**SET TASK**
Count how many lines of the material contain the string "with", then give that number and nothing more.

**DATA SUPPLIED**
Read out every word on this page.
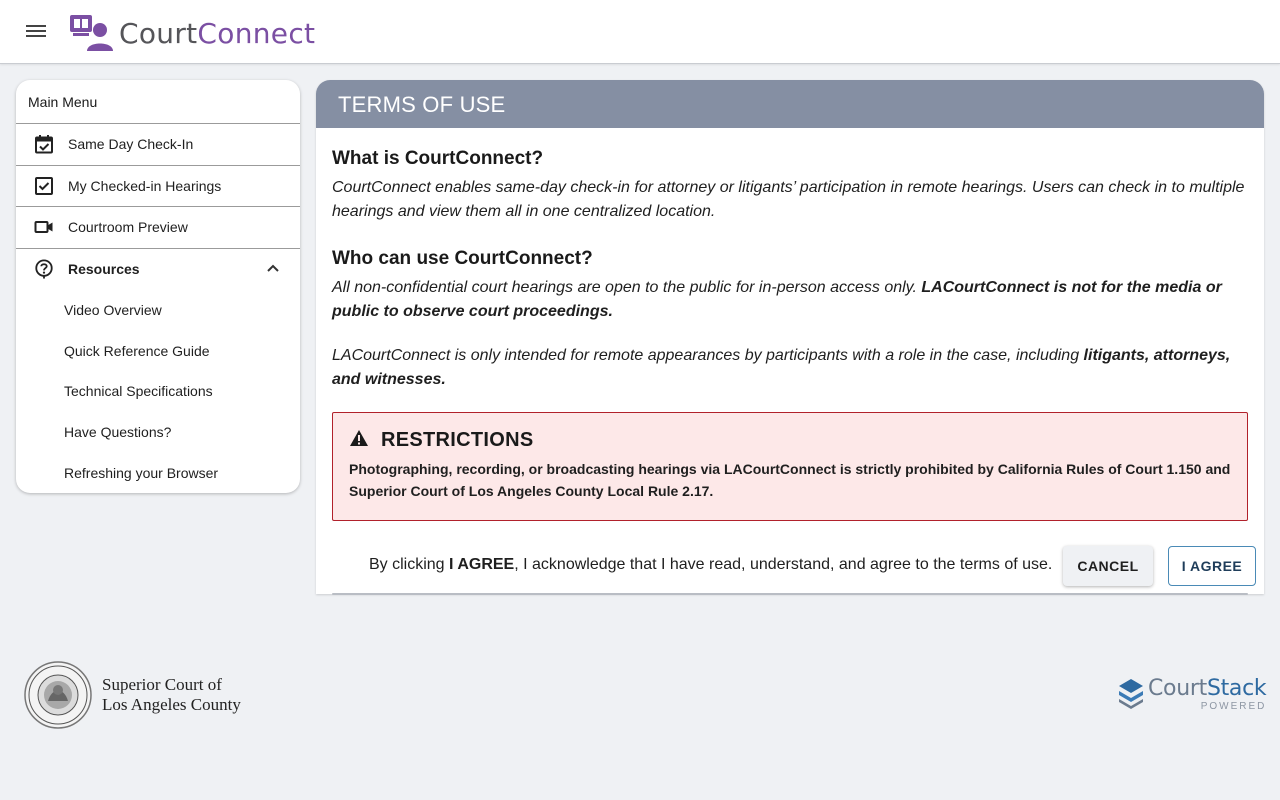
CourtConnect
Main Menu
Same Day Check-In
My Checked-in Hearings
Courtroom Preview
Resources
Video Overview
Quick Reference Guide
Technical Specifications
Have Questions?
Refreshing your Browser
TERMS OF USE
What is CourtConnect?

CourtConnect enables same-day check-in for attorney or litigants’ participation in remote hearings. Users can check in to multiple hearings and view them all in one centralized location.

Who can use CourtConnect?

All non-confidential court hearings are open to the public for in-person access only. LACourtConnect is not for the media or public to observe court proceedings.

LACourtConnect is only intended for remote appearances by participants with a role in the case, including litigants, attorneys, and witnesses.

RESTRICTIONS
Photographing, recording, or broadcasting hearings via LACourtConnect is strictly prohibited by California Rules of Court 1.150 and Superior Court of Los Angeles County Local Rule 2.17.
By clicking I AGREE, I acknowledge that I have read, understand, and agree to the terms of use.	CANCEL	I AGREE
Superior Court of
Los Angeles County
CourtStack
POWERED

...

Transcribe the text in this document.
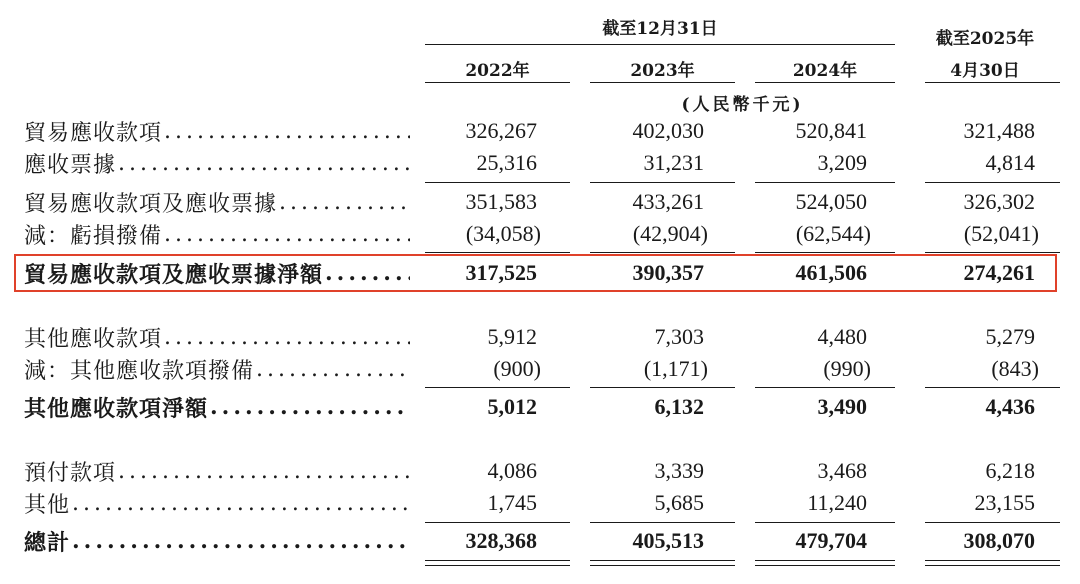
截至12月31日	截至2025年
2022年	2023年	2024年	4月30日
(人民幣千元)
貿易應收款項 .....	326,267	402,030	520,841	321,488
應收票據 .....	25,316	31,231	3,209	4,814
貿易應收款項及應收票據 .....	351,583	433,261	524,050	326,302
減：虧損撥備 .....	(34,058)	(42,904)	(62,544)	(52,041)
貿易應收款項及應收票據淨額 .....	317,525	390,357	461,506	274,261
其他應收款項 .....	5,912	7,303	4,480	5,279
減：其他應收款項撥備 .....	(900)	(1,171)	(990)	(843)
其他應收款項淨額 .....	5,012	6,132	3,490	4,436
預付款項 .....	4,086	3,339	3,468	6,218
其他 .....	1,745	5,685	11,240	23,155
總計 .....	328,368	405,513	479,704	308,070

* * *

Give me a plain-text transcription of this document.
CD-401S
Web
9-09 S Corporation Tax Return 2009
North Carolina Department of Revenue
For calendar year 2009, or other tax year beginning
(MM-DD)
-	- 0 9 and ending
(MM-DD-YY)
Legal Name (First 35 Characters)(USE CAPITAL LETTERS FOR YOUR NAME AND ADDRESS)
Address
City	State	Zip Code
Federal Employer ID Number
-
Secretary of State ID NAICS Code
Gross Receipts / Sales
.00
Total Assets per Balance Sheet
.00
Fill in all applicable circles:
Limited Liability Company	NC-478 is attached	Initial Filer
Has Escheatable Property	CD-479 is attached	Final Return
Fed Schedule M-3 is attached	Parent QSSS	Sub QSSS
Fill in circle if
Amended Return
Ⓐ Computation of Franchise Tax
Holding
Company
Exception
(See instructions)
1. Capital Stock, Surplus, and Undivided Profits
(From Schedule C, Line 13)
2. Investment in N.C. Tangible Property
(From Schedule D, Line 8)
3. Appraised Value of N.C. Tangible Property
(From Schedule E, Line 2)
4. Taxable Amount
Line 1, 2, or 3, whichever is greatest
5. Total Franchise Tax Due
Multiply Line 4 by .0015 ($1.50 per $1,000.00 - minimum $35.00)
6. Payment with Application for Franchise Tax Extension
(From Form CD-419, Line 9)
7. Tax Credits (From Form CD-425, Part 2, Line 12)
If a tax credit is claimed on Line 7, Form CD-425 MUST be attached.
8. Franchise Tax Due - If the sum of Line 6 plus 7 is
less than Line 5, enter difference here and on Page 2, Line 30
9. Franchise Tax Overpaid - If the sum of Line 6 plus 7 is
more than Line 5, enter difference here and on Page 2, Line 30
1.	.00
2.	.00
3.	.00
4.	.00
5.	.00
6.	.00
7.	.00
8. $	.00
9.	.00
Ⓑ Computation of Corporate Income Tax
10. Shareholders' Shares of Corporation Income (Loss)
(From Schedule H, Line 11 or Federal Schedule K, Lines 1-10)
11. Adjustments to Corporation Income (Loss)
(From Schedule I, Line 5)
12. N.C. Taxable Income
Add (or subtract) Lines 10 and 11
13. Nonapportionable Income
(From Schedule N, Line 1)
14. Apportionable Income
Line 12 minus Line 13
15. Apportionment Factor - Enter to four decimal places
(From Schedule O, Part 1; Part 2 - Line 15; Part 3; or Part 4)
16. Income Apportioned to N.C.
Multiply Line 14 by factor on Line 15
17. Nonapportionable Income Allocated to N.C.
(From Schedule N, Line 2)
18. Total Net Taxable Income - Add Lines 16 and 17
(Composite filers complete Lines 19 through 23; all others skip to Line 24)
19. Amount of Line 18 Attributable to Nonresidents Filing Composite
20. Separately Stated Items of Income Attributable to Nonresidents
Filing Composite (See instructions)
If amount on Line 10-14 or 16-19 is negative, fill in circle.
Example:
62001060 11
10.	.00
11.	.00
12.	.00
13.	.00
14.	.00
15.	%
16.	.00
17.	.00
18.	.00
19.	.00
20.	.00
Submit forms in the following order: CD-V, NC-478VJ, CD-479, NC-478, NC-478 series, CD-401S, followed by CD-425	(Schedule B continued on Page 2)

**EXPECTED ANSWER**
2